Extracted entries:
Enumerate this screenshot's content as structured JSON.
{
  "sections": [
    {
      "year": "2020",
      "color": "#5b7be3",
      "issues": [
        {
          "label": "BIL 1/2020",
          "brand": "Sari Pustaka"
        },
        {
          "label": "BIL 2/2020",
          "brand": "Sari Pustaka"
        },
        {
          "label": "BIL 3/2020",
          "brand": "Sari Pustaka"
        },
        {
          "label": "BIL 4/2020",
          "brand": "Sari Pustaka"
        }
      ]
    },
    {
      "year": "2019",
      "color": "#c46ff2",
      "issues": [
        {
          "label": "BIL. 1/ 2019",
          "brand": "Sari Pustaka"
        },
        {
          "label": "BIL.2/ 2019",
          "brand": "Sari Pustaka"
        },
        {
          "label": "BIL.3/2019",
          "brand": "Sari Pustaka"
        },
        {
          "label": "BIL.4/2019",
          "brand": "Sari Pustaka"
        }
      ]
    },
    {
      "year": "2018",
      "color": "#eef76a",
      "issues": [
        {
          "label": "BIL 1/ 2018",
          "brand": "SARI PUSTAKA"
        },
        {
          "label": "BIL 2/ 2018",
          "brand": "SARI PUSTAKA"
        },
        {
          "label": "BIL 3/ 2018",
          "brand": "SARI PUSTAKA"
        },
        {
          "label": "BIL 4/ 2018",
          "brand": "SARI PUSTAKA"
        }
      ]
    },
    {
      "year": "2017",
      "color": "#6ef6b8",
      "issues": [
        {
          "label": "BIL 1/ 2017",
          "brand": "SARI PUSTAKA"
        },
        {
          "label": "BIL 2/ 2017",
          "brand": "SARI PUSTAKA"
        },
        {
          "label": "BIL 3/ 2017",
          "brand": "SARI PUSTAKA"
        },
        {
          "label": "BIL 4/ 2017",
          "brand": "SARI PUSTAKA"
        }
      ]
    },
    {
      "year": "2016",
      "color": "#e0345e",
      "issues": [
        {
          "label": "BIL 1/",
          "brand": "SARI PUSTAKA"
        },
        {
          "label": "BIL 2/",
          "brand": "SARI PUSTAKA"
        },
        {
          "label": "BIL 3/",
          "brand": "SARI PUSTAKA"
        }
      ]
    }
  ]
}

Task: Reproduce every line above without error.

Answer to the exercise:
Enumerate this screenshot's content as structured JSON.
{
  "sections": [
    {
      "year": "2020",
      "color": "#5b7be3",
      "issues": [
        {
          "label": "BIL 1/2020",
          "brand": "Sari Pustaka"
        },
        {
          "label": "BIL 2/2020",
          "brand": "Sari Pustaka"
        },
        {
          "label": "BIL 3/2020",
          "brand": "Sari Pustaka"
        },
        {
          "label": "BIL 4/2020",
          "brand": "Sari Pustaka"
        }
      ]
    },
    {
      "year": "2019",
      "color": "#c46ff2",
      "issues": [
        {
          "label": "BIL. 1/ 2019",
          "brand": "Sari Pustaka"
        },
        {
          "label": "BIL.2/ 2019",
          "brand": "Sari Pustaka"
        },
        {
          "label": "BIL.3/2019",
          "brand": "Sari Pustaka"
        },
        {
          "label": "BIL.4/2019",
          "brand": "Sari Pustaka"
        }
      ]
    },
    {
      "year": "2018",
      "color": "#eef76a",
      "issues": [
        {
          "label": "BIL 1/ 2018",
          "brand": "SARI PUSTAKA"
        },
        {
          "label": "BIL 2/ 2018",
          "brand": "SARI PUSTAKA"
        },
        {
          "label": "BIL 3/ 2018",
          "brand": "SARI PUSTAKA"
        },
        {
          "label": "BIL 4/ 2018",
          "brand": "SARI PUSTAKA"
        }
      ]
    },
    {
      "year": "2017",
      "color": "#6ef6b8",
      "issues": [
        {
          "label": "BIL 1/ 2017",
          "brand": "SARI PUSTAKA"
        },
        {
          "label": "BIL 2/ 2017",
          "brand": "SARI PUSTAKA"
        },
        {
          "label": "BIL 3/ 2017",
          "brand": "SARI PUSTAKA"
        },
        {
          "label": "BIL 4/ 2017",
          "brand": "SARI PUSTAKA"
        }
      ]
    },
    {
      "year": "2016",
      "color": "#e0345e",
      "issues": [
        {
          "label": "BIL 1/",
          "brand": "SARI PUSTAKA"
        },
        {
          "label": "BIL 2/",
          "brand": "SARI PUSTAKA"
        },
        {
          "label": "BIL 3/",
          "brand": "SARI PUSTAKA"
        }
      ]
    }
  ]
}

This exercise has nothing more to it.